*Material*.
>> Start

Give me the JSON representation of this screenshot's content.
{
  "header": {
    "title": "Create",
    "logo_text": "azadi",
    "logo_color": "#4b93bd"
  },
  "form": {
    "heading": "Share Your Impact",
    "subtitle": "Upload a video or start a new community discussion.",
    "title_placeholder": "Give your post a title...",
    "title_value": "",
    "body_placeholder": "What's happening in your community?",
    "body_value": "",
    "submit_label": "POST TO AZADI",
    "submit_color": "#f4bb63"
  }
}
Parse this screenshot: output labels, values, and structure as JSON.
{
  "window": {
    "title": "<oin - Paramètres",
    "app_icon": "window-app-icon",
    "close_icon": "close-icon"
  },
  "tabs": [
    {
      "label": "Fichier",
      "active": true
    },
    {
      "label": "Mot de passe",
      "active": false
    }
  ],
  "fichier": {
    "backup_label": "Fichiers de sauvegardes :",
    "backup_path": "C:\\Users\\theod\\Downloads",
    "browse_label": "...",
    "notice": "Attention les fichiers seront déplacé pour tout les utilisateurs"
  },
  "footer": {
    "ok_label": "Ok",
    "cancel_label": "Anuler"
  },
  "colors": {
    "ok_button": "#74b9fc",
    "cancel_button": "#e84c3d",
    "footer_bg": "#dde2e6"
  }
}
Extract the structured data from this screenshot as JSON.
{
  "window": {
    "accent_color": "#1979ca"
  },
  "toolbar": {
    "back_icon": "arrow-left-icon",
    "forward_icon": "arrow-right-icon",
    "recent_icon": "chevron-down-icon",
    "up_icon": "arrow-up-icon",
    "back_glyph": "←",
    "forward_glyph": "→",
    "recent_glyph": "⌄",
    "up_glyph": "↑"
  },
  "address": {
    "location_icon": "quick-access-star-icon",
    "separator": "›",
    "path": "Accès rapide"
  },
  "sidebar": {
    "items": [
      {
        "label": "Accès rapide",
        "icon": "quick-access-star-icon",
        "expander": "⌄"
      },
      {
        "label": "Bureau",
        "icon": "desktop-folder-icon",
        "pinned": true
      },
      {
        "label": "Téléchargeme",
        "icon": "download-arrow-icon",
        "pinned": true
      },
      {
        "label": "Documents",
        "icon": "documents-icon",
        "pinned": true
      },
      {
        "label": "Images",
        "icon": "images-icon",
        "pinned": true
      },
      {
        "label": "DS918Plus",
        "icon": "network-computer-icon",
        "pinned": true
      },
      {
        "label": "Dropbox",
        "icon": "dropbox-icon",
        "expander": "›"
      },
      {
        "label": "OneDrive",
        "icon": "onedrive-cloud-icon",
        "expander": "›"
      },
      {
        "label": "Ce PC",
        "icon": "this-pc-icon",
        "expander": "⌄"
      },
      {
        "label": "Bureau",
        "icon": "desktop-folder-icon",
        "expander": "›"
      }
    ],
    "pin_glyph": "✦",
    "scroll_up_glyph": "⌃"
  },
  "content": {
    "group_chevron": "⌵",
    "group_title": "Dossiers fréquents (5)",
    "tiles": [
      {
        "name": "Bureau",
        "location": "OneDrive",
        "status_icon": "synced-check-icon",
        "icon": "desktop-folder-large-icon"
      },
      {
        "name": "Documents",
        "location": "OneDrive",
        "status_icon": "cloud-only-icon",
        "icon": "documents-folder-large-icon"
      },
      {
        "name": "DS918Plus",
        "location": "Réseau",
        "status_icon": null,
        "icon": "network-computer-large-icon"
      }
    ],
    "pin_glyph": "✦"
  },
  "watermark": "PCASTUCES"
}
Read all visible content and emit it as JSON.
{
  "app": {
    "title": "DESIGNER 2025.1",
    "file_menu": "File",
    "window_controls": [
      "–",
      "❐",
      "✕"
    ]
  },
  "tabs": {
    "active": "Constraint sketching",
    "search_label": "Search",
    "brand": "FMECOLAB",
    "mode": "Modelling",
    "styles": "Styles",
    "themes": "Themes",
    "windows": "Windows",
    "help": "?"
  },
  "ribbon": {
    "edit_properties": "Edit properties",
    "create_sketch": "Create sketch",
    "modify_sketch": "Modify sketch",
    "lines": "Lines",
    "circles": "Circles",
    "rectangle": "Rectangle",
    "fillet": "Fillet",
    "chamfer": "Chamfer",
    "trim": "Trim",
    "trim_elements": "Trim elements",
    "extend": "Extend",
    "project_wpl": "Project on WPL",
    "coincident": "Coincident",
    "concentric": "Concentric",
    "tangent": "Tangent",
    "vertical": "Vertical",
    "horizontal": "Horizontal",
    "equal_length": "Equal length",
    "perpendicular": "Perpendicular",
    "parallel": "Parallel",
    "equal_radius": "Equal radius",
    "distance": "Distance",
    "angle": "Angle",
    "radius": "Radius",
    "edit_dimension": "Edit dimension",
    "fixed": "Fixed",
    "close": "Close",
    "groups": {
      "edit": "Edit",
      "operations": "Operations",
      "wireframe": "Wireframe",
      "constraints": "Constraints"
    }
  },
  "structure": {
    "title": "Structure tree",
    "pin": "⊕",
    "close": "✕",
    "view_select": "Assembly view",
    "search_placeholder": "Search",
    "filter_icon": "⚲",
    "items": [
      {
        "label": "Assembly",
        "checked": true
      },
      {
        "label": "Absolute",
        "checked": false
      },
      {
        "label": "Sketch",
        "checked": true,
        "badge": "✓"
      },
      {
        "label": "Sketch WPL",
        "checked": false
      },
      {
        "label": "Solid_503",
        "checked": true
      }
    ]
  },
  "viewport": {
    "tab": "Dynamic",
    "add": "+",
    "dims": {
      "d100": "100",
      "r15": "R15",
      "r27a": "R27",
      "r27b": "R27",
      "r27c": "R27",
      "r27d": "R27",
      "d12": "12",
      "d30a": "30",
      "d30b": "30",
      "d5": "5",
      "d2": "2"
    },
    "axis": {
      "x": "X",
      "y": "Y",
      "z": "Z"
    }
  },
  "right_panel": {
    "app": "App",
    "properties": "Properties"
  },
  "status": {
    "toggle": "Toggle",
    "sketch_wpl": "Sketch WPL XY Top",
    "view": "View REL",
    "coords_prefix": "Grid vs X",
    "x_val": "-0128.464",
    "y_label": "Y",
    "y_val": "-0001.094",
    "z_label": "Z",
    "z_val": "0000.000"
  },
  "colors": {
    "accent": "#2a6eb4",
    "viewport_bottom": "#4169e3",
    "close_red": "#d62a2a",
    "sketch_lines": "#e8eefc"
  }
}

>> End

*Aim of the exercise*.
Using the data above, output each line exactly.

*Answer to this task*.
Give me the JSON representation of this screenshot's content.
{
  "header": {
    "title": "Create",
    "logo_text": "azadi",
    "logo_color": "#4b93bd"
  },
  "form": {
    "heading": "Share Your Impact",
    "subtitle": "Upload a video or start a new community discussion.",
    "title_placeholder": "Give your post a title...",
    "title_value": "",
    "body_placeholder": "What's happening in your community?",
    "body_value": "",
    "submit_label": "POST TO AZADI",
    "submit_color": "#f4bb63"
  }
}
Parse this screenshot: output labels, values, and structure as JSON.
{
  "window": {
    "title": "<oin - Paramètres",
    "app_icon": "window-app-icon",
    "close_icon": "close-icon"
  },
  "tabs": [
    {
      "label": "Fichier",
      "active": true
    },
    {
      "label": "Mot de passe",
      "active": false
    }
  ],
  "fichier": {
    "backup_label": "Fichiers de sauvegardes :",
    "backup_path": "C:\\Users\\theod\\Downloads",
    "browse_label": "...",
    "notice": "Attention les fichiers seront déplacé pour tout les utilisateurs"
  },
  "footer": {
    "ok_label": "Ok",
    "cancel_label": "Anuler"
  },
  "colors": {
    "ok_button": "#74b9fc",
    "cancel_button": "#e84c3d",
    "footer_bg": "#dde2e6"
  }
}
Extract the structured data from this screenshot as JSON.
{
  "window": {
    "accent_color": "#1979ca"
  },
  "toolbar": {
    "back_icon": "arrow-left-icon",
    "forward_icon": "arrow-right-icon",
    "recent_icon": "chevron-down-icon",
    "up_icon": "arrow-up-icon",
    "back_glyph": "←",
    "forward_glyph": "→",
    "recent_glyph": "⌄",
    "up_glyph": "↑"
  },
  "address": {
    "location_icon": "quick-access-star-icon",
    "separator": "›",
    "path": "Accès rapide"
  },
  "sidebar": {
    "items": [
      {
        "label": "Accès rapide",
        "icon": "quick-access-star-icon",
        "expander": "⌄"
      },
      {
        "label": "Bureau",
        "icon": "desktop-folder-icon",
        "pinned": true
      },
      {
        "label": "Téléchargeme",
        "icon": "download-arrow-icon",
        "pinned": true
      },
      {
        "label": "Documents",
        "icon": "documents-icon",
        "pinned": true
      },
      {
        "label": "Images",
        "icon": "images-icon",
        "pinned": true
      },
      {
        "label": "DS918Plus",
        "icon": "network-computer-icon",
        "pinned": true
      },
      {
        "label": "Dropbox",
        "icon": "dropbox-icon",
        "expander": "›"
      },
      {
        "label": "OneDrive",
        "icon": "onedrive-cloud-icon",
        "expander": "›"
      },
      {
        "label": "Ce PC",
        "icon": "this-pc-icon",
        "expander": "⌄"
      },
      {
        "label": "Bureau",
        "icon": "desktop-folder-icon",
        "expander": "›"
      }
    ],
    "pin_glyph": "✦",
    "scroll_up_glyph": "⌃"
  },
  "content": {
    "group_chevron": "⌵",
    "group_title": "Dossiers fréquents (5)",
    "tiles": [
      {
        "name": "Bureau",
        "location": "OneDrive",
        "status_icon": "synced-check-icon",
        "icon": "desktop-folder-large-icon"
      },
      {
        "name": "Documents",
        "location": "OneDrive",
        "status_icon": "cloud-only-icon",
        "icon": "documents-folder-large-icon"
      },
      {
        "name": "DS918Plus",
        "location": "Réseau",
        "status_icon": null,
        "icon": "network-computer-large-icon"
      }
    ],
    "pin_glyph": "✦"
  },
  "watermark": "PCASTUCES"
}
Read all visible content and emit it as JSON.
{
  "app": {
    "title": "DESIGNER 2025.1",
    "file_menu": "File",
    "window_controls": [
      "–",
      "❐",
      "✕"
    ]
  },
  "tabs": {
    "active": "Constraint sketching",
    "search_label": "Search",
    "brand": "FMECOLAB",
    "mode": "Modelling",
    "styles": "Styles",
    "themes": "Themes",
    "windows": "Windows",
    "help": "?"
  },
  "ribbon": {
    "edit_properties": "Edit properties",
    "create_sketch": "Create sketch",
    "modify_sketch": "Modify sketch",
    "lines": "Lines",
    "circles": "Circles",
    "rectangle": "Rectangle",
    "fillet": "Fillet",
    "chamfer": "Chamfer",
    "trim": "Trim",
    "trim_elements": "Trim elements",
    "extend": "Extend",
    "project_wpl": "Project on WPL",
    "coincident": "Coincident",
    "concentric": "Concentric",
    "tangent": "Tangent",
    "vertical": "Vertical",
    "horizontal": "Horizontal",
    "equal_length": "Equal length",
    "perpendicular": "Perpendicular",
    "parallel": "Parallel",
    "equal_radius": "Equal radius",
    "distance": "Distance",
    "angle": "Angle",
    "radius": "Radius",
    "edit_dimension": "Edit dimension",
    "fixed": "Fixed",
    "close": "Close",
    "groups": {
      "edit": "Edit",
      "operations": "Operations",
      "wireframe": "Wireframe",
      "constraints": "Constraints"
    }
  },
  "structure": {
    "title": "Structure tree",
    "pin": "⊕",
    "close": "✕",
    "view_select": "Assembly view",
    "search_placeholder": "Search",
    "filter_icon": "⚲",
    "items": [
      {
        "label": "Assembly",
        "checked": true
      },
      {
        "label": "Absolute",
        "checked": false
      },
      {
        "label": "Sketch",
        "checked": true,
        "badge": "✓"
      },
      {
        "label": "Sketch WPL",
        "checked": false
      },
      {
        "label": "Solid_503",
        "checked": true
      }
    ]
  },
  "viewport": {
    "tab": "Dynamic",
    "add": "+",
    "dims": {
      "d100": "100",
      "r15": "R15",
      "r27a": "R27",
      "r27b": "R27",
      "r27c": "R27",
      "r27d": "R27",
      "d12": "12",
      "d30a": "30",
      "d30b": "30",
      "d5": "5",
      "d2": "2"
    },
    "axis": {
      "x": "X",
      "y": "Y",
      "z": "Z"
    }
  },
  "right_panel": {
    "app": "App",
    "properties": "Properties"
  },
  "status": {
    "toggle": "Toggle",
    "sketch_wpl": "Sketch WPL XY Top",
    "view": "View REL",
    "coords_prefix": "Grid vs X",
    "x_val": "-0128.464",
    "y_label": "Y",
    "y_val": "-0001.094",
    "z_label": "Z",
    "z_val": "0000.000"
  },
  "colors": {
    "accent": "#2a6eb4",
    "viewport_bottom": "#4169e3",
    "close_red": "#d62a2a",
    "sketch_lines": "#e8eefc"
  }
}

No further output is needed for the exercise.